# Task brief
Gather all lines in the data that hold the string "Awards".

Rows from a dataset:
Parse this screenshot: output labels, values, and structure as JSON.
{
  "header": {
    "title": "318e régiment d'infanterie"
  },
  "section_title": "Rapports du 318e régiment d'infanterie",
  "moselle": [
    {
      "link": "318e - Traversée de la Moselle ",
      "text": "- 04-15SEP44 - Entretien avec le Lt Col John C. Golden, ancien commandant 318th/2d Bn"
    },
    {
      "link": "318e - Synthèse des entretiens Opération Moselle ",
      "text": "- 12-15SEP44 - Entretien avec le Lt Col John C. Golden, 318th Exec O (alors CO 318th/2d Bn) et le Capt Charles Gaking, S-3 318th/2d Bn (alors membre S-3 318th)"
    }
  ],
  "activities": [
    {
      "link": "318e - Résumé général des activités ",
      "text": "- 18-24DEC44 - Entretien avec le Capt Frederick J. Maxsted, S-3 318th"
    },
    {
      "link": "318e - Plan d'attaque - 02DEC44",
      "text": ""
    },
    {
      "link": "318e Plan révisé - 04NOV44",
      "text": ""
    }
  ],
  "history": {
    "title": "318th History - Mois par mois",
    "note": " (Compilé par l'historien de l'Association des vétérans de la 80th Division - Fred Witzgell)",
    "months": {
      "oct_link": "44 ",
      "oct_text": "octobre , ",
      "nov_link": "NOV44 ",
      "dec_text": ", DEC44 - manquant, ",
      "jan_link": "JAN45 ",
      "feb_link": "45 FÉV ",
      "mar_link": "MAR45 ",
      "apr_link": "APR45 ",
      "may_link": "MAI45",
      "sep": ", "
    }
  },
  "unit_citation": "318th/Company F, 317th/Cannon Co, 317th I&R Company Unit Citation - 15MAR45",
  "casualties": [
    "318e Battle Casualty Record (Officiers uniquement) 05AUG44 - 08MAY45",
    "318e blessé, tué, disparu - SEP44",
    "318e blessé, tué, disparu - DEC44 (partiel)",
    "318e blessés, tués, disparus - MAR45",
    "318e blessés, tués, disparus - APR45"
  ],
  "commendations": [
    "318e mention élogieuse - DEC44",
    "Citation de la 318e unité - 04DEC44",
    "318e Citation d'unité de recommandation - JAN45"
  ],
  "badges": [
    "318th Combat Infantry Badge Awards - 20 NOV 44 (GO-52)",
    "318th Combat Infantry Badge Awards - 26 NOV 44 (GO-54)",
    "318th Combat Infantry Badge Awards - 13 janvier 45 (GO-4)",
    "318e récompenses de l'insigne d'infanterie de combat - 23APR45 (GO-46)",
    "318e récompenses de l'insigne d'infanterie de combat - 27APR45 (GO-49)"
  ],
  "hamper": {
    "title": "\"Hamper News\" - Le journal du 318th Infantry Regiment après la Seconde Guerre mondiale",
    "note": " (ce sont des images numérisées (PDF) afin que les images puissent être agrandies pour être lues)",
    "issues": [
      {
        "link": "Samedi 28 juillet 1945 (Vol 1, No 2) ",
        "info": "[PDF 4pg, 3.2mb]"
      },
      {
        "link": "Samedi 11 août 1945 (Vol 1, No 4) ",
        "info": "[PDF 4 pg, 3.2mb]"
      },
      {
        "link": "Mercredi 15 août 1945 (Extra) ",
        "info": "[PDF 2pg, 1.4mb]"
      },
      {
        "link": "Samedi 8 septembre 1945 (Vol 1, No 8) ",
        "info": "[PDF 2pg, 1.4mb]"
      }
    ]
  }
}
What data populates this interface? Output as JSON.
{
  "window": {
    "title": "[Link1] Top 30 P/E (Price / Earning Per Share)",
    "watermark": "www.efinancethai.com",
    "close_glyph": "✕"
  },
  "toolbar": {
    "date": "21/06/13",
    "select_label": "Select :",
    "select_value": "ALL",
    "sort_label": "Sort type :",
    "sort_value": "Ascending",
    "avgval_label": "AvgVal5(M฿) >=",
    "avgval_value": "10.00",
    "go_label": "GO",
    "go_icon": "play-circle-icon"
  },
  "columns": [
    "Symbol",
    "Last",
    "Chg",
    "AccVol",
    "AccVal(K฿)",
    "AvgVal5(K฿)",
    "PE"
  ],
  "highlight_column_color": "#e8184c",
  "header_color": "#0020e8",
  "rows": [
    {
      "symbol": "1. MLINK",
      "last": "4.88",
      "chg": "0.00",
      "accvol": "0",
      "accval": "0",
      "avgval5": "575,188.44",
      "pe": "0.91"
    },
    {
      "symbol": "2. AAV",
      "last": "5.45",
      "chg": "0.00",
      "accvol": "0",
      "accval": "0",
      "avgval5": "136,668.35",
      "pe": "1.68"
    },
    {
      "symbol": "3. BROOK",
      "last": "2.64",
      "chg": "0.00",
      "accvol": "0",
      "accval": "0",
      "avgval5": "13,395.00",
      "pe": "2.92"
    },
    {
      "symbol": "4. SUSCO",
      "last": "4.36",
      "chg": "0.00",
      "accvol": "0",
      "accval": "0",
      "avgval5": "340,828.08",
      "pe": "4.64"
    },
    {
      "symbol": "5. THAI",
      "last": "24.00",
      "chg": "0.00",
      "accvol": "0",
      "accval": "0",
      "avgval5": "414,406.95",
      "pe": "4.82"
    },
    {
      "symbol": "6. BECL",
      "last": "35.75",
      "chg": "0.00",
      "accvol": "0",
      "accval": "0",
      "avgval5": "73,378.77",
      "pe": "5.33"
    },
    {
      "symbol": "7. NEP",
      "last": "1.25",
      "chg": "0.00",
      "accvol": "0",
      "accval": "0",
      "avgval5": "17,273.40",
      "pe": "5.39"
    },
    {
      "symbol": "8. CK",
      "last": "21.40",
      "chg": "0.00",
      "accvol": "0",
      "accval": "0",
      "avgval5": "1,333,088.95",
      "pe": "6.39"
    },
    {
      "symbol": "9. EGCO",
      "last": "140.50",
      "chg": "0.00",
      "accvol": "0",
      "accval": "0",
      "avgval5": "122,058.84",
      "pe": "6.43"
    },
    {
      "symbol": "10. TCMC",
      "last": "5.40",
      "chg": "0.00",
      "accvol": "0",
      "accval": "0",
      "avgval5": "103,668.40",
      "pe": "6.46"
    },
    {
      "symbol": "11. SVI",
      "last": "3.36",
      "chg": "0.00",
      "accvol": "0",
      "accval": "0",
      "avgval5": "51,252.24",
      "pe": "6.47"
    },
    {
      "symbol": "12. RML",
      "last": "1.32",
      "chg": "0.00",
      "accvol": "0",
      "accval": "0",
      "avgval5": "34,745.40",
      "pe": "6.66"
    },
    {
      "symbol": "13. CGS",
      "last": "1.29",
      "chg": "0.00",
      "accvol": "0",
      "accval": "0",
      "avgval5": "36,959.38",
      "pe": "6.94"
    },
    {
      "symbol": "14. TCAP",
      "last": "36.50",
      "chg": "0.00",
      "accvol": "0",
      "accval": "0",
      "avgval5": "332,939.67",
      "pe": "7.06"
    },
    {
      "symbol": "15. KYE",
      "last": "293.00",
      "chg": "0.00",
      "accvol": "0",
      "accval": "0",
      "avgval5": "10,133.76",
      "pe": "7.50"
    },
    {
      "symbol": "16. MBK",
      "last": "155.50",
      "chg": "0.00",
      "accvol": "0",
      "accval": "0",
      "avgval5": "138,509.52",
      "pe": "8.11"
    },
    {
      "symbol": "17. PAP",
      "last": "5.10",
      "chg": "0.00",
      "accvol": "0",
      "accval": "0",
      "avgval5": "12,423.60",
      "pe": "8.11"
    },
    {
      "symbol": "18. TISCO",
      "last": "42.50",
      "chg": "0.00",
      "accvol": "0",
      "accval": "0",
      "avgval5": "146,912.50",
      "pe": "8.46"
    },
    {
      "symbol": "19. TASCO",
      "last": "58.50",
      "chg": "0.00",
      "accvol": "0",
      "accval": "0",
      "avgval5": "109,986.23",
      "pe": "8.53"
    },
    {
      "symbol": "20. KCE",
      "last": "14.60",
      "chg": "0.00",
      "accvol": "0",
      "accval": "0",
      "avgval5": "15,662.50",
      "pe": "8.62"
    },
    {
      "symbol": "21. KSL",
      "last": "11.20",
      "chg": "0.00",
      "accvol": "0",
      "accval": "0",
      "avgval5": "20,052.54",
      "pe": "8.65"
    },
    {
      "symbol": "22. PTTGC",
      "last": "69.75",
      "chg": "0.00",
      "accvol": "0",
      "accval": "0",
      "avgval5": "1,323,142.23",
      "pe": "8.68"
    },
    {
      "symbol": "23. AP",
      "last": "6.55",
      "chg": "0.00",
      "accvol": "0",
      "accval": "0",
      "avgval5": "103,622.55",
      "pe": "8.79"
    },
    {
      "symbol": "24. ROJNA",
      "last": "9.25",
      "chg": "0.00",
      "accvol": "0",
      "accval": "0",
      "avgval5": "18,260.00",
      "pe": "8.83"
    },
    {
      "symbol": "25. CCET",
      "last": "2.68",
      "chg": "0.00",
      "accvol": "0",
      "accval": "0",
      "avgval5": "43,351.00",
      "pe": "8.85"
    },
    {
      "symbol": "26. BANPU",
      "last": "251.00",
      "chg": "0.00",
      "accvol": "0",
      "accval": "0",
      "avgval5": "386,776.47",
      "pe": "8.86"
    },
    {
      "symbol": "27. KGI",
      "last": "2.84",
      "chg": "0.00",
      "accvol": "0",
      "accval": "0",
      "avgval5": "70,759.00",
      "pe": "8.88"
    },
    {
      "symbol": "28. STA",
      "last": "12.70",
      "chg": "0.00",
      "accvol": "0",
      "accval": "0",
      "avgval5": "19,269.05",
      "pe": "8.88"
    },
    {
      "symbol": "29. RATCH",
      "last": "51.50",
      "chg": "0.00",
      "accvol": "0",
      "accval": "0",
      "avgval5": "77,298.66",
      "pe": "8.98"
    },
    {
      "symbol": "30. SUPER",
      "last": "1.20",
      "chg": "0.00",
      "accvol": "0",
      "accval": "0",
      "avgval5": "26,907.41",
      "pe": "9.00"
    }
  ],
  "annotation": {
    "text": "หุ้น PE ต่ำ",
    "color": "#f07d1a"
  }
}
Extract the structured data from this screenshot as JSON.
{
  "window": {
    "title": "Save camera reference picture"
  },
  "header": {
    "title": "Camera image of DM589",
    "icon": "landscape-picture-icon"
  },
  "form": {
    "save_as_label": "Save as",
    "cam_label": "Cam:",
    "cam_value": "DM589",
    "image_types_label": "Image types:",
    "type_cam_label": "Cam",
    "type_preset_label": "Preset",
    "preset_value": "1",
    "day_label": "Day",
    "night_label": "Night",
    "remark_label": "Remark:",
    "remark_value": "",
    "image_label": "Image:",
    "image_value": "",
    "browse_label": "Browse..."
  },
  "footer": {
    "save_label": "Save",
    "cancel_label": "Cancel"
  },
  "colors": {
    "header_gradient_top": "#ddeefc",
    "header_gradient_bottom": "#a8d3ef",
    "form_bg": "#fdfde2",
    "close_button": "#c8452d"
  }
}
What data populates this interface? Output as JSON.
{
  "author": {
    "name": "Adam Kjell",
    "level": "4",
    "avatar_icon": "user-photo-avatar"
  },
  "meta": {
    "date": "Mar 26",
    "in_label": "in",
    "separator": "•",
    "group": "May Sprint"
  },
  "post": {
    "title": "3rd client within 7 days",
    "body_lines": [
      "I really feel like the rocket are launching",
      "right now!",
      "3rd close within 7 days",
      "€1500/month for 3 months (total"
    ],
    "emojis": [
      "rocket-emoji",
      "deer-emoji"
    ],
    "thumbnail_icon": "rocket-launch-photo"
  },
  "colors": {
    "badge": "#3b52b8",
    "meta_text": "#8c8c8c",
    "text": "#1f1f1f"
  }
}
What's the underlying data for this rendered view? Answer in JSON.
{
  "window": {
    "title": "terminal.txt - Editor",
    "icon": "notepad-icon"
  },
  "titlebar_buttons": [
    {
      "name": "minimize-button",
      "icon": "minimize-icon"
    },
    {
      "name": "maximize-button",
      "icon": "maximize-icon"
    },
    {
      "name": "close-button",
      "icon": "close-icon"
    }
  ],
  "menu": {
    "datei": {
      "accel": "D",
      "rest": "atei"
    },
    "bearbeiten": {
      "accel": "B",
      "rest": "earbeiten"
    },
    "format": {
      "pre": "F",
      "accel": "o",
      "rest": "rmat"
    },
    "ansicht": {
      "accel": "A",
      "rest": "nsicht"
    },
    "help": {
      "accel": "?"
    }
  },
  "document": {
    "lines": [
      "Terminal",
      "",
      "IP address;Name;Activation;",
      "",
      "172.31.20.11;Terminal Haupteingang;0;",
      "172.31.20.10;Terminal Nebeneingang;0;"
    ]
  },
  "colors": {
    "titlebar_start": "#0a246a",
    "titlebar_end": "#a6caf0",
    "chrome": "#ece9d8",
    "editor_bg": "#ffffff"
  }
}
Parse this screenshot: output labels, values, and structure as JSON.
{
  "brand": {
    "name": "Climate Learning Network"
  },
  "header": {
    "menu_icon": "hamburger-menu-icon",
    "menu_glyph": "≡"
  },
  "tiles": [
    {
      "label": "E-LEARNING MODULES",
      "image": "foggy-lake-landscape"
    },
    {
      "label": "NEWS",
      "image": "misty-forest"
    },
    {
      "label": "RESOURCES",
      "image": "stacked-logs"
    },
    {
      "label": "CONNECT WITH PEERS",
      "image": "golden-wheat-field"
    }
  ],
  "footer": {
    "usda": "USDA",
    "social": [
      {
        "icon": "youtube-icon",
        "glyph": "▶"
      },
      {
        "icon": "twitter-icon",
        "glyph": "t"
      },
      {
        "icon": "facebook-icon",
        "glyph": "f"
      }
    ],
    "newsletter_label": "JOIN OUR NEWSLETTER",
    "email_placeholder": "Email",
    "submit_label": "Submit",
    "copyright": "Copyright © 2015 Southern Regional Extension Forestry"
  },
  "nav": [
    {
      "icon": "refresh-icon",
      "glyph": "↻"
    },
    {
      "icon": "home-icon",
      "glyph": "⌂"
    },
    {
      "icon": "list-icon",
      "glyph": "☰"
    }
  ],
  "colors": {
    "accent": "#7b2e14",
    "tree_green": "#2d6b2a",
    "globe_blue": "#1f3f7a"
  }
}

# The answer
    "318th Combat Infantry Badge Awards - 20 NOV 44 (GO-52)",
    "318th Combat Infantry Badge Awards - 26 NOV 44 (GO-54)",
    "318th Combat Infantry Badge Awards - 13 janvier 45 (GO-4)",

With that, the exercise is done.